┏━━
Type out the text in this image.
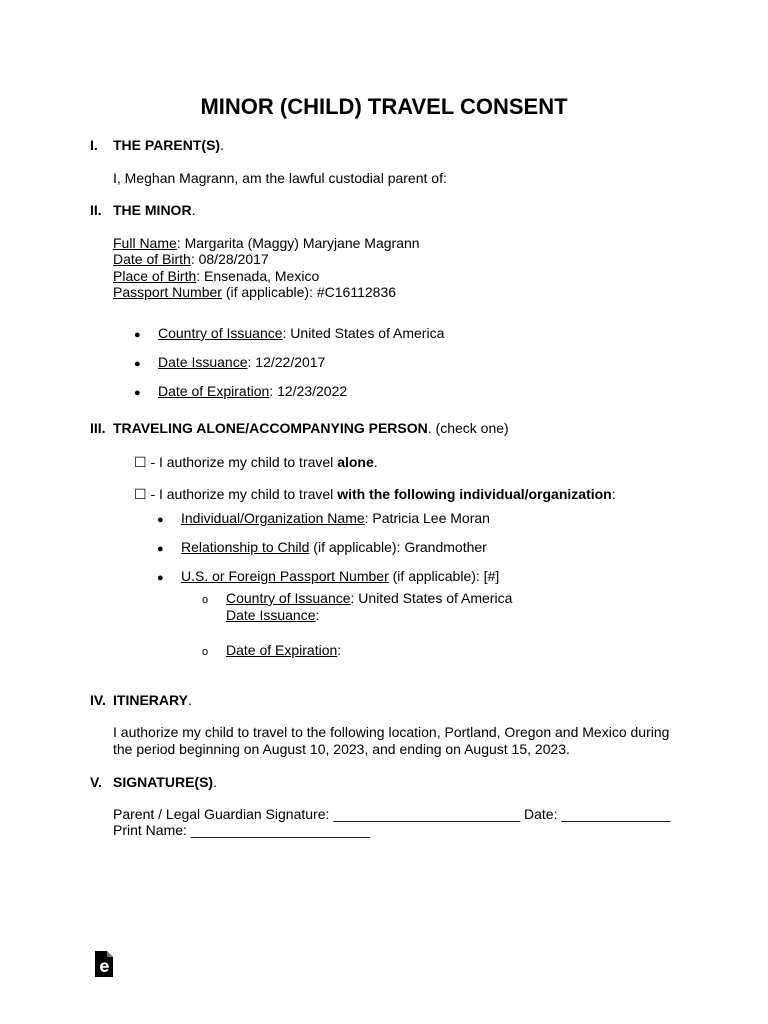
MINOR (CHILD) TRAVEL CONSENT
I. THE PARENT(S).
I, Meghan Magrann, am the lawful custodial parent of:
II. THE MINOR.
Full Name: Margarita (Maggy) Maryjane Magrann
Date of Birth: 08/28/2017
Place of Birth: Ensenada, Mexico
Passport Number (if applicable): #C16112836
● Country of Issuance: United States of America
● Date Issuance: 12/22/2017
● Date of Expiration: 12/23/2022
III. TRAVELING ALONE/ACCOMPANYING PERSON. (check one)
☐ - I authorize my child to travel alone.
☐ - I authorize my child to travel with the following individual/organization:
● Individual/Organization Name: Patricia Lee Moran
● Relationship to Child (if applicable): Grandmother
● U.S. or Foreign Passport Number (if applicable): [#]
o Country of Issuance: United States of America
Date Issuance:
o Date of Expiration:
IV. ITINERARY.
I authorize my child to travel to the following location, Portland, Oregon and Mexico during
the period beginning on August 10, 2023, and ending on August 15, 2023.
V. SIGNATURE(S).
Parent / Legal Guardian Signature: ________________________ Date: ______________
Print Name: _______________________
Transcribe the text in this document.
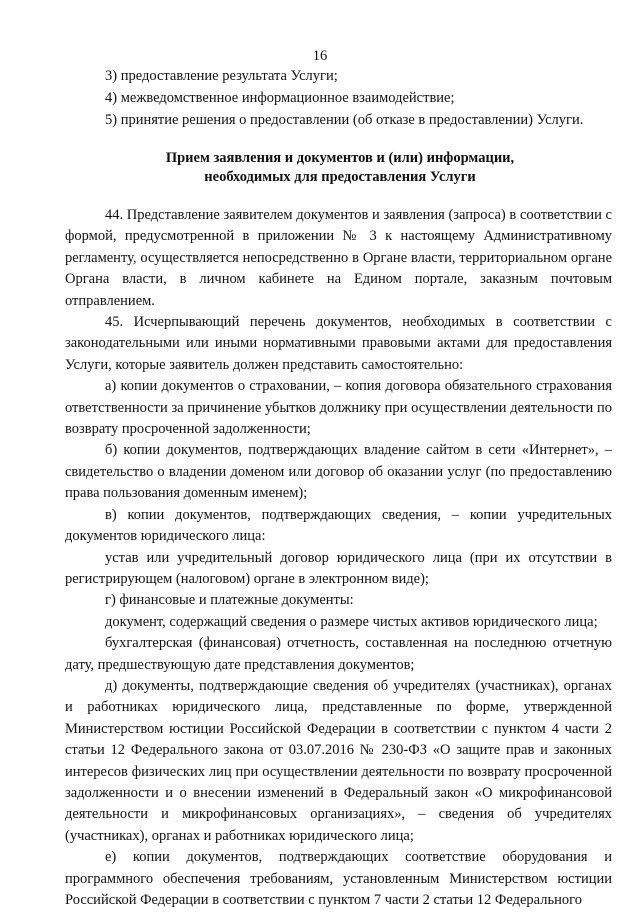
16
3) предоставление результата Услуги;
4) межведомственное информационное взаимодействие;
5) принятие решения о предоставлении (об отказе в предоставлении) Услуги.
Прием заявления и документов и (или) информации,
необходимых для предоставления Услуги

44. Представление заявителем документов и заявления (запроса) в соответствии с формой, предусмотренной в приложении № 3 к настоящему Административному регламенту, осуществляется непосредственно в Органе власти, территориальном органе Органа власти, в личном кабинете на Едином портале, заказным почтовым отправлением.

45. Исчерпывающий перечень документов, необходимых в соответствии с законодательными или иными нормативными правовыми актами для предоставления Услуги, которые заявитель должен представить самостоятельно:

а) копии документов о страховании, – копия договора обязательного страхования ответственности за причинение убытков должнику при осуществлении деятельности по возврату просроченной задолженности;

б) копии документов, подтверждающих владение сайтом в сети «Интернет», – свидетельство о владении доменом или договор об оказании услуг (по предоставлению права пользования доменным именем);

в) копии документов, подтверждающих сведения, – копии учредительных документов юридического лица:

устав или учредительный договор юридического лица (при их отсутствии в регистрирующем (налоговом) органе в электронном виде);

г) финансовые и платежные документы:

документ, содержащий сведения о размере чистых активов юридического лица;

бухгалтерская (финансовая) отчетность, составленная на последнюю отчетную дату, предшествующую дате представления документов;

д) документы, подтверждающие сведения об учредителях (участниках), органах и работниках юридического лица, представленные по форме, утвержденной Министерством юстиции Российской Федерации в соответствии с пунктом 4 части 2 статьи 12 Федерального закона от 03.07.2016 № 230-ФЗ «О защите прав и законных интересов физических лиц при осуществлении деятельности по возврату просроченной задолженности и о внесении изменений в Федеральный закон «О микрофинансовой деятельности и микрофинансовых организациях», – сведения об учредителях (участниках), органах и работниках юридического лица;

е) копии документов, подтверждающих соответствие оборудования и программного обеспечения требованиям, установленным Министерством юстиции Российской Федерации в соответствии с пунктом 7 части 2 статьи 12 Федерального
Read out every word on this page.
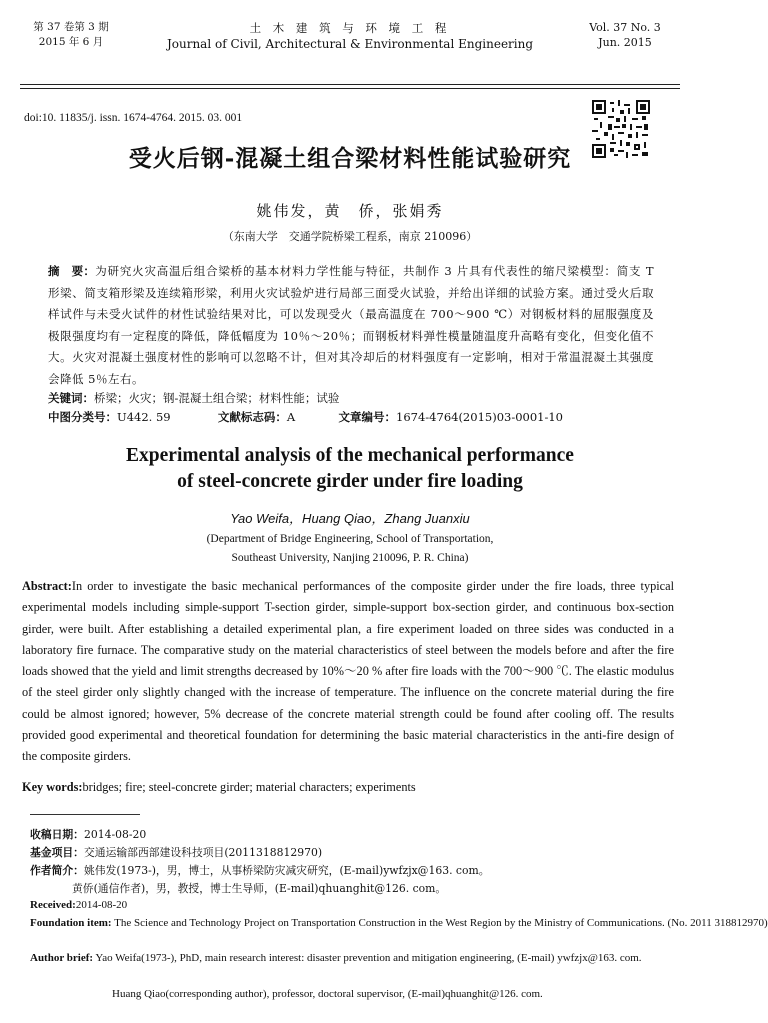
第 37 卷第 3 期
2015 年 6 月
土 木 建 筑 与 环 境 工 程
Journal of Civil, Architectural & Environmental Engineering
Vol. 37 No. 3
Jun. 2015
doi:10. 11835/j. issn. 1674-4764. 2015. 03. 001
受火后钢-混凝土组合梁材料性能试验研究
姚伟发，黄　侨，张娟秀
（东南大学　交通学院桥梁工程系，南京 210096）
摘　要：为研究火灾高温后组合梁桥的基本材料力学性能与特征，共制作 3 片具有代表性的缩尺梁模型：简支 T 形梁、简支箱形梁及连续箱形梁，利用火灾试验炉进行局部三面受火试验，并给出详细的试验方案。通过受火后取样试件与未受火试件的材性试验结果对比，可以发现受火（最高温度在 700～900 ℃）对钢板材料的屈服强度及极限强度均有一定程度的降低，降低幅度为 10％～20％；而钢板材料弹性模量随温度升高略有变化，但变化值不大。火灾对混凝土强度材性的影响可以忽略不计，但对其冷却后的材料强度有一定影响，相对于常温混凝土其强度会降低 5％左右。
关键词：桥梁；火灾；钢-混凝土组合梁；材料性能；试验
中图分类号：U442. 59	文献标志码：A	文章编号：1674-4764(2015)03-0001-10
Experimental analysis of the mechanical performance
of steel-concrete girder under fire loading
Yao Weifa，Huang Qiao，Zhang Juanxiu
(Department of Bridge Engineering, School of Transportation,
Southeast University, Nanjing 210096, P. R. China)
Abstract:In order to investigate the basic mechanical performances of the composite girder under the fire loads, three typical experimental models including simple-support T-section girder, simple-support box-section girder, and continuous box-section girder, were built. After establishing a detailed experimental plan, a fire experiment loaded on three sides was conducted in a laboratory fire furnace. The comparative study on the material characteristics of steel between the models before and after the fire loads showed that the yield and limit strengths decreased by 10%～20 % after fire loads with the 700～900 ℃. The elastic modulus of the steel girder only slightly changed with the increase of temperature. The influence on the concrete material during the fire could be almost ignored; however, 5% decrease of the concrete material strength could be found after cooling off. The results provided good experimental and theoretical foundation for determining the basic material characteristics in the anti-fire design of the composite girders.
Key words:bridges; fire; steel-concrete girder; material characters; experiments
收稿日期：2014-08-20
基金项目：交通运输部西部建设科技项目(2011318812970)
作者简介：姚伟发(1973-)，男，博士，从事桥梁防灾减灾研究，(E-mail)ywfzjx@163. com。
黄侨(通信作者)，男，教授，博士生导师，(E-mail)qhuanghit@126. com。
Received:2014-08-20
Foundation item: The Science and Technology Project on Transportation Construction in the West Region by the Ministry of Communications. (No. 2011 318812970)
Author brief: Yao Weifa(1973-), PhD, main research interest: disaster prevention and mitigation engineering, (E-mail) ywfzjx@163. com.
Huang Qiao(corresponding author), professor, doctoral supervisor, (E-mail)qhuanghit@126. com.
┗━━
_EXERCISE GOAL_:
Leave out the pictures and restate everything else word for word.

_RESPONSE TO THIS EXERCISE_:
Type out the text in this image.
MINOR (CHILD) TRAVEL CONSENT
I. THE PARENT(S).
I, Meghan Magrann, am the lawful custodial parent of:
II. THE MINOR.
Full Name: Margarita (Maggy) Maryjane Magrann
Date of Birth: 08/28/2017
Place of Birth: Ensenada, Mexico
Passport Number (if applicable): #C16112836
● Country of Issuance: United States of America
● Date Issuance: 12/22/2017
● Date of Expiration: 12/23/2022
III. TRAVELING ALONE/ACCOMPANYING PERSON. (check one)
☐ - I authorize my child to travel alone.
☐ - I authorize my child to travel with the following individual/organization:
● Individual/Organization Name: Patricia Lee Moran
● Relationship to Child (if applicable): Grandmother
● U.S. or Foreign Passport Number (if applicable): [#]
o Country of Issuance: United States of America
Date Issuance:
o Date of Expiration:
IV. ITINERARY.
I authorize my child to travel to the following location, Portland, Oregon and Mexico during
the period beginning on August 10, 2023, and ending on August 15, 2023.
V. SIGNATURE(S).
Parent / Legal Guardian Signature: ________________________ Date: ______________
Print Name: _______________________
Transcribe the text in this document.
16
3) предоставление результата Услуги;
4) межведомственное информационное взаимодействие;
5) принятие решения о предоставлении (об отказе в предоставлении) Услуги.
Прием заявления и документов и (или) информации,
необходимых для предоставления Услуги

44. Представление заявителем документов и заявления (запроса) в соответствии с формой, предусмотренной в приложении № 3 к настоящему Административному регламенту, осуществляется непосредственно в Органе власти, территориальном органе Органа власти, в личном кабинете на Едином портале, заказным почтовым отправлением.

45. Исчерпывающий перечень документов, необходимых в соответствии с законодательными или иными нормативными правовыми актами для предоставления Услуги, которые заявитель должен представить самостоятельно:

а) копии документов о страховании, – копия договора обязательного страхования ответственности за причинение убытков должнику при осуществлении деятельности по возврату просроченной задолженности;

б) копии документов, подтверждающих владение сайтом в сети «Интернет», – свидетельство о владении доменом или договор об оказании услуг (по предоставлению права пользования доменным именем);

в) копии документов, подтверждающих сведения, – копии учредительных документов юридического лица:

устав или учредительный договор юридического лица (при их отсутствии в регистрирующем (налоговом) органе в электронном виде);

г) финансовые и платежные документы:

документ, содержащий сведения о размере чистых активов юридического лица;

бухгалтерская (финансовая) отчетность, составленная на последнюю отчетную дату, предшествующую дате представления документов;

д) документы, подтверждающие сведения об учредителях (участниках), органах и работниках юридического лица, представленные по форме, утвержденной Министерством юстиции Российской Федерации в соответствии с пунктом 4 части 2 статьи 12 Федерального закона от 03.07.2016 № 230-ФЗ «О защите прав и законных интересов физических лиц при осуществлении деятельности по возврату просроченной задолженности и о внесении изменений в Федеральный закон «О микрофинансовой деятельности и микрофинансовых организациях», – сведения об учредителях (участниках), органах и работниках юридического лица;

е) копии документов, подтверждающих соответствие оборудования и программного обеспечения требованиям, установленным Министерством юстиции Российской Федерации в соответствии с пунктом 7 части 2 статьи 12 Федерального
Read out every word on this page.
第 37 卷第 3 期
2015 年 6 月
土 木 建 筑 与 环 境 工 程
Journal of Civil, Architectural & Environmental Engineering
Vol. 37 No. 3
Jun. 2015
doi:10. 11835/j. issn. 1674-4764. 2015. 03. 001
受火后钢-混凝土组合梁材料性能试验研究
姚伟发，黄　侨，张娟秀
（东南大学　交通学院桥梁工程系，南京 210096）
摘　要：为研究火灾高温后组合梁桥的基本材料力学性能与特征，共制作 3 片具有代表性的缩尺梁模型：简支 T 形梁、简支箱形梁及连续箱形梁，利用火灾试验炉进行局部三面受火试验，并给出详细的试验方案。通过受火后取样试件与未受火试件的材性试验结果对比，可以发现受火（最高温度在 700～900 ℃）对钢板材料的屈服强度及极限强度均有一定程度的降低，降低幅度为 10％～20％；而钢板材料弹性模量随温度升高略有变化，但变化值不大。火灾对混凝土强度材性的影响可以忽略不计，但对其冷却后的材料强度有一定影响，相对于常温混凝土其强度会降低 5％左右。
关键词：桥梁；火灾；钢-混凝土组合梁；材料性能；试验
中图分类号：U442. 59	文献标志码：A	文章编号：1674-4764(2015)03-0001-10
Experimental analysis of the mechanical performance
of steel-concrete girder under fire loading
Yao Weifa，Huang Qiao，Zhang Juanxiu
(Department of Bridge Engineering, School of Transportation,
Southeast University, Nanjing 210096, P. R. China)
Abstract:In order to investigate the basic mechanical performances of the composite girder under the fire loads, three typical experimental models including simple-support T-section girder, simple-support box-section girder, and continuous box-section girder, were built. After establishing a detailed experimental plan, a fire experiment loaded on three sides was conducted in a laboratory fire furnace. The comparative study on the material characteristics of steel between the models before and after the fire loads showed that the yield and limit strengths decreased by 10%～20 % after fire loads with the 700～900 ℃. The elastic modulus of the steel girder only slightly changed with the increase of temperature. The influence on the concrete material during the fire could be almost ignored; however, 5% decrease of the concrete material strength could be found after cooling off. The results provided good experimental and theoretical foundation for determining the basic material characteristics in the anti-fire design of the composite girders.
Key words:bridges; fire; steel-concrete girder; material characters; experiments
收稿日期：2014-08-20
基金项目：交通运输部西部建设科技项目(2011318812970)
作者简介：姚伟发(1973-)，男，博士，从事桥梁防灾减灾研究，(E-mail)ywfzjx@163. com。
黄侨(通信作者)，男，教授，博士生导师，(E-mail)qhuanghit@126. com。
Received:2014-08-20
Foundation item: The Science and Technology Project on Transportation Construction in the West Region by the Ministry of Communications. (No. 2011 318812970)
Author brief: Yao Weifa(1973-), PhD, main research interest: disaster prevention and mitigation engineering, (E-mail) ywfzjx@163. com.
Huang Qiao(corresponding author), professor, doctoral supervisor, (E-mail)qhuanghit@126. com.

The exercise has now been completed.